■ EXTRACTED ENTRIES:
»»
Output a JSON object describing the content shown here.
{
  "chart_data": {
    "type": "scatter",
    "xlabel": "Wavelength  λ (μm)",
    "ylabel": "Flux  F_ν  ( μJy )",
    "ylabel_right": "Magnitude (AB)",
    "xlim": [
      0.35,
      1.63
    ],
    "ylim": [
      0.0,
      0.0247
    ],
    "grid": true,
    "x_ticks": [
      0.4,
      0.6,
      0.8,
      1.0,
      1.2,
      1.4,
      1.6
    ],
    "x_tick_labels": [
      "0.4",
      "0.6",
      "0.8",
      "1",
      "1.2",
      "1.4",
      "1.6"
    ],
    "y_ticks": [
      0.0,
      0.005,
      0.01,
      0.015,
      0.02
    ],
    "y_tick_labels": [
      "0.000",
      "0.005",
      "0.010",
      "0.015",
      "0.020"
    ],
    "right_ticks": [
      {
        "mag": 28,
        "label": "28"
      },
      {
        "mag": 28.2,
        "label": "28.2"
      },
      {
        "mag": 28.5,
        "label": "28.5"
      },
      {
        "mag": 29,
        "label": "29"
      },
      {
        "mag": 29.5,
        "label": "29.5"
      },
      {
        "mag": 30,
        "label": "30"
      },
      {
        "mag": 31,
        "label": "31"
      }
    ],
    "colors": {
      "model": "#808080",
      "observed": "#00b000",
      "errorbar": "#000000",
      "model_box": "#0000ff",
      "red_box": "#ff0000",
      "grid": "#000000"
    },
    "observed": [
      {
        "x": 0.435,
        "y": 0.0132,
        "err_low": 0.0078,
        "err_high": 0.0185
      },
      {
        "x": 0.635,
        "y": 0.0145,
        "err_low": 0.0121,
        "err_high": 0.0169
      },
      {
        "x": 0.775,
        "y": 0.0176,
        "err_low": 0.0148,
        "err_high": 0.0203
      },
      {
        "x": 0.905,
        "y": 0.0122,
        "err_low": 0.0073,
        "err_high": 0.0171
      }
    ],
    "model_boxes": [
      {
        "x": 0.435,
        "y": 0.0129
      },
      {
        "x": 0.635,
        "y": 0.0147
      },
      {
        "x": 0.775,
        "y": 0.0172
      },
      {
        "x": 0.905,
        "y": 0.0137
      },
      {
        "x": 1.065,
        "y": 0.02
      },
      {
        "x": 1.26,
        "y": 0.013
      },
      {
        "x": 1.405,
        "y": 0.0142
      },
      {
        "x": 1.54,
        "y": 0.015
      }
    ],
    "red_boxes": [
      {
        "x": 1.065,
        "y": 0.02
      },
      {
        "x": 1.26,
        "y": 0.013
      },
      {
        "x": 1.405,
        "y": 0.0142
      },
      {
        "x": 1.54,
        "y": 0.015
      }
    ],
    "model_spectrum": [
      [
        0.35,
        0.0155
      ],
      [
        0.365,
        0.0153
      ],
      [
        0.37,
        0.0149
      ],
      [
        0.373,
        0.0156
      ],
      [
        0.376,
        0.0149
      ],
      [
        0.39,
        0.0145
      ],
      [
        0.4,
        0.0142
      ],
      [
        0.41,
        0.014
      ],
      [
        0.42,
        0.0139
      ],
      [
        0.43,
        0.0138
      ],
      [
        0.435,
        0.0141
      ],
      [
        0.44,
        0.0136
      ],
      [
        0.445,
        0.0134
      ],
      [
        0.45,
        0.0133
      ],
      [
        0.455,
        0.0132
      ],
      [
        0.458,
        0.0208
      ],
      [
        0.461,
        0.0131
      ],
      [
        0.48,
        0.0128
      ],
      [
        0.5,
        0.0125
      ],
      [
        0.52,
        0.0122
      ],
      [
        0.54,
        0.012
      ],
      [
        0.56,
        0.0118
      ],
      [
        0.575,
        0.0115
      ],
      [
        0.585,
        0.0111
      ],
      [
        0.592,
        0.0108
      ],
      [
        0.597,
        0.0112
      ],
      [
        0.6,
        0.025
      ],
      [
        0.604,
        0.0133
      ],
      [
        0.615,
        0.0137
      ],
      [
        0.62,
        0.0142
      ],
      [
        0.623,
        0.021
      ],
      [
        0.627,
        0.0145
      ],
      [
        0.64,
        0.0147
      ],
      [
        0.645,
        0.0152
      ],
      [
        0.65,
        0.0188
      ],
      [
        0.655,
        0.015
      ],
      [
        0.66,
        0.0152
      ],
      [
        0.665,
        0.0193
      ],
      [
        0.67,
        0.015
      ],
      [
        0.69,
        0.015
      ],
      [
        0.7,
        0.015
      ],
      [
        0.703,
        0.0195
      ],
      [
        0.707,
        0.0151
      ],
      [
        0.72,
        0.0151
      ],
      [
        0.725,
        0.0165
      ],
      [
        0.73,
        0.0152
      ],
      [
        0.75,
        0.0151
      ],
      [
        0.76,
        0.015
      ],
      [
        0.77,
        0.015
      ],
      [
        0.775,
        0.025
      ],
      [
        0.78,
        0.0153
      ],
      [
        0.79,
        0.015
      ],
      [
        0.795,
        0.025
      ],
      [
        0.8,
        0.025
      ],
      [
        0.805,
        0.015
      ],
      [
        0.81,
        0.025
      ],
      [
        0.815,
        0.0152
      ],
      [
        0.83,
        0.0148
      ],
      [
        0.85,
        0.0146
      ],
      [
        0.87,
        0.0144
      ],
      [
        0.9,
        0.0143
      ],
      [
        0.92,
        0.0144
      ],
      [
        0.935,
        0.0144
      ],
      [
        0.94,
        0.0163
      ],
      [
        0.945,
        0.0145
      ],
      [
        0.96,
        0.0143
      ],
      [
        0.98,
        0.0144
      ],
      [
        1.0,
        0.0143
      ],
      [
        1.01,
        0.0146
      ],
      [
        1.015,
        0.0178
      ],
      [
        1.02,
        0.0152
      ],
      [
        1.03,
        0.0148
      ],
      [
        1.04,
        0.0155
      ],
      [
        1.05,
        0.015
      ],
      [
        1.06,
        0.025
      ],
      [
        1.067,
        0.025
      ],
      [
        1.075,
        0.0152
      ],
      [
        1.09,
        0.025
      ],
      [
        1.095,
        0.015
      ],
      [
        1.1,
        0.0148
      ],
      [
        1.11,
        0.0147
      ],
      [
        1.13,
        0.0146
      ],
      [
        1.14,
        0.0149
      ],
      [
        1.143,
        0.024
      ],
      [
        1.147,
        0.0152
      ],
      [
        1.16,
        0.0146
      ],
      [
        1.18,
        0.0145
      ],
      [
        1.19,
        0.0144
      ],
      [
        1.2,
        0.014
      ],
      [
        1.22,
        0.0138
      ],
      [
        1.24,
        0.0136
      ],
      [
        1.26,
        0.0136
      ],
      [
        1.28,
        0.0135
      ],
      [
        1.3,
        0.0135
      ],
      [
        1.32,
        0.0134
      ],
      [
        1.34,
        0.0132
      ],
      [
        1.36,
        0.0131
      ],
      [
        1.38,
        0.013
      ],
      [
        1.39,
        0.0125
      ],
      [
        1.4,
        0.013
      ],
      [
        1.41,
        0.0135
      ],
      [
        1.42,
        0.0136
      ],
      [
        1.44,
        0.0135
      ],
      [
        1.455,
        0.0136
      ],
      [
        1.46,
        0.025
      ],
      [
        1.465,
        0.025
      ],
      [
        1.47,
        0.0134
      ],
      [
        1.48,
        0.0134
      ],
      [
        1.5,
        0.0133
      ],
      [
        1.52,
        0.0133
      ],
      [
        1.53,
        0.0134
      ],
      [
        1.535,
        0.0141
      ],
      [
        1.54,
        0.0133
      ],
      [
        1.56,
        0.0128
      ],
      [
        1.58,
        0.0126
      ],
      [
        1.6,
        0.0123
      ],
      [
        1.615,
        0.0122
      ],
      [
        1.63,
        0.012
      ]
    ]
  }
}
««
■ INSTRUCTION: Repeat the material word for word, in full.

■ ANSWER BELOW:
Output a JSON object describing the content shown here.
{
  "chart_data": {
    "type": "scatter",
    "xlabel": "Wavelength  λ (μm)",
    "ylabel": "Flux  F_ν  ( μJy )",
    "ylabel_right": "Magnitude (AB)",
    "xlim": [
      0.35,
      1.63
    ],
    "ylim": [
      0.0,
      0.0247
    ],
    "grid": true,
    "x_ticks": [
      0.4,
      0.6,
      0.8,
      1.0,
      1.2,
      1.4,
      1.6
    ],
    "x_tick_labels": [
      "0.4",
      "0.6",
      "0.8",
      "1",
      "1.2",
      "1.4",
      "1.6"
    ],
    "y_ticks": [
      0.0,
      0.005,
      0.01,
      0.015,
      0.02
    ],
    "y_tick_labels": [
      "0.000",
      "0.005",
      "0.010",
      "0.015",
      "0.020"
    ],
    "right_ticks": [
      {
        "mag": 28,
        "label": "28"
      },
      {
        "mag": 28.2,
        "label": "28.2"
      },
      {
        "mag": 28.5,
        "label": "28.5"
      },
      {
        "mag": 29,
        "label": "29"
      },
      {
        "mag": 29.5,
        "label": "29.5"
      },
      {
        "mag": 30,
        "label": "30"
      },
      {
        "mag": 31,
        "label": "31"
      }
    ],
    "colors": {
      "model": "#808080",
      "observed": "#00b000",
      "errorbar": "#000000",
      "model_box": "#0000ff",
      "red_box": "#ff0000",
      "grid": "#000000"
    },
    "observed": [
      {
        "x": 0.435,
        "y": 0.0132,
        "err_low": 0.0078,
        "err_high": 0.0185
      },
      {
        "x": 0.635,
        "y": 0.0145,
        "err_low": 0.0121,
        "err_high": 0.0169
      },
      {
        "x": 0.775,
        "y": 0.0176,
        "err_low": 0.0148,
        "err_high": 0.0203
      },
      {
        "x": 0.905,
        "y": 0.0122,
        "err_low": 0.0073,
        "err_high": 0.0171
      }
    ],
    "model_boxes": [
      {
        "x": 0.435,
        "y": 0.0129
      },
      {
        "x": 0.635,
        "y": 0.0147
      },
      {
        "x": 0.775,
        "y": 0.0172
      },
      {
        "x": 0.905,
        "y": 0.0137
      },
      {
        "x": 1.065,
        "y": 0.02
      },
      {
        "x": 1.26,
        "y": 0.013
      },
      {
        "x": 1.405,
        "y": 0.0142
      },
      {
        "x": 1.54,
        "y": 0.015
      }
    ],
    "red_boxes": [
      {
        "x": 1.065,
        "y": 0.02
      },
      {
        "x": 1.26,
        "y": 0.013
      },
      {
        "x": 1.405,
        "y": 0.0142
      },
      {
        "x": 1.54,
        "y": 0.015
      }
    ],
    "model_spectrum": [
      [
        0.35,
        0.0155
      ],
      [
        0.365,
        0.0153
      ],
      [
        0.37,
        0.0149
      ],
      [
        0.373,
        0.0156
      ],
      [
        0.376,
        0.0149
      ],
      [
        0.39,
        0.0145
      ],
      [
        0.4,
        0.0142
      ],
      [
        0.41,
        0.014
      ],
      [
        0.42,
        0.0139
      ],
      [
        0.43,
        0.0138
      ],
      [
        0.435,
        0.0141
      ],
      [
        0.44,
        0.0136
      ],
      [
        0.445,
        0.0134
      ],
      [
        0.45,
        0.0133
      ],
      [
        0.455,
        0.0132
      ],
      [
        0.458,
        0.0208
      ],
      [
        0.461,
        0.0131
      ],
      [
        0.48,
        0.0128
      ],
      [
        0.5,
        0.0125
      ],
      [
        0.52,
        0.0122
      ],
      [
        0.54,
        0.012
      ],
      [
        0.56,
        0.0118
      ],
      [
        0.575,
        0.0115
      ],
      [
        0.585,
        0.0111
      ],
      [
        0.592,
        0.0108
      ],
      [
        0.597,
        0.0112
      ],
      [
        0.6,
        0.025
      ],
      [
        0.604,
        0.0133
      ],
      [
        0.615,
        0.0137
      ],
      [
        0.62,
        0.0142
      ],
      [
        0.623,
        0.021
      ],
      [
        0.627,
        0.0145
      ],
      [
        0.64,
        0.0147
      ],
      [
        0.645,
        0.0152
      ],
      [
        0.65,
        0.0188
      ],
      [
        0.655,
        0.015
      ],
      [
        0.66,
        0.0152
      ],
      [
        0.665,
        0.0193
      ],
      [
        0.67,
        0.015
      ],
      [
        0.69,
        0.015
      ],
      [
        0.7,
        0.015
      ],
      [
        0.703,
        0.0195
      ],
      [
        0.707,
        0.0151
      ],
      [
        0.72,
        0.0151
      ],
      [
        0.725,
        0.0165
      ],
      [
        0.73,
        0.0152
      ],
      [
        0.75,
        0.0151
      ],
      [
        0.76,
        0.015
      ],
      [
        0.77,
        0.015
      ],
      [
        0.775,
        0.025
      ],
      [
        0.78,
        0.0153
      ],
      [
        0.79,
        0.015
      ],
      [
        0.795,
        0.025
      ],
      [
        0.8,
        0.025
      ],
      [
        0.805,
        0.015
      ],
      [
        0.81,
        0.025
      ],
      [
        0.815,
        0.0152
      ],
      [
        0.83,
        0.0148
      ],
      [
        0.85,
        0.0146
      ],
      [
        0.87,
        0.0144
      ],
      [
        0.9,
        0.0143
      ],
      [
        0.92,
        0.0144
      ],
      [
        0.935,
        0.0144
      ],
      [
        0.94,
        0.0163
      ],
      [
        0.945,
        0.0145
      ],
      [
        0.96,
        0.0143
      ],
      [
        0.98,
        0.0144
      ],
      [
        1.0,
        0.0143
      ],
      [
        1.01,
        0.0146
      ],
      [
        1.015,
        0.0178
      ],
      [
        1.02,
        0.0152
      ],
      [
        1.03,
        0.0148
      ],
      [
        1.04,
        0.0155
      ],
      [
        1.05,
        0.015
      ],
      [
        1.06,
        0.025
      ],
      [
        1.067,
        0.025
      ],
      [
        1.075,
        0.0152
      ],
      [
        1.09,
        0.025
      ],
      [
        1.095,
        0.015
      ],
      [
        1.1,
        0.0148
      ],
      [
        1.11,
        0.0147
      ],
      [
        1.13,
        0.0146
      ],
      [
        1.14,
        0.0149
      ],
      [
        1.143,
        0.024
      ],
      [
        1.147,
        0.0152
      ],
      [
        1.16,
        0.0146
      ],
      [
        1.18,
        0.0145
      ],
      [
        1.19,
        0.0144
      ],
      [
        1.2,
        0.014
      ],
      [
        1.22,
        0.0138
      ],
      [
        1.24,
        0.0136
      ],
      [
        1.26,
        0.0136
      ],
      [
        1.28,
        0.0135
      ],
      [
        1.3,
        0.0135
      ],
      [
        1.32,
        0.0134
      ],
      [
        1.34,
        0.0132
      ],
      [
        1.36,
        0.0131
      ],
      [
        1.38,
        0.013
      ],
      [
        1.39,
        0.0125
      ],
      [
        1.4,
        0.013
      ],
      [
        1.41,
        0.0135
      ],
      [
        1.42,
        0.0136
      ],
      [
        1.44,
        0.0135
      ],
      [
        1.455,
        0.0136
      ],
      [
        1.46,
        0.025
      ],
      [
        1.465,
        0.025
      ],
      [
        1.47,
        0.0134
      ],
      [
        1.48,
        0.0134
      ],
      [
        1.5,
        0.0133
      ],
      [
        1.52,
        0.0133
      ],
      [
        1.53,
        0.0134
      ],
      [
        1.535,
        0.0141
      ],
      [
        1.54,
        0.0133
      ],
      [
        1.56,
        0.0128
      ],
      [
        1.58,
        0.0126
      ],
      [
        1.6,
        0.0123
      ],
      [
        1.615,
        0.0122
      ],
      [
        1.63,
        0.012
      ]
    ]
  }
}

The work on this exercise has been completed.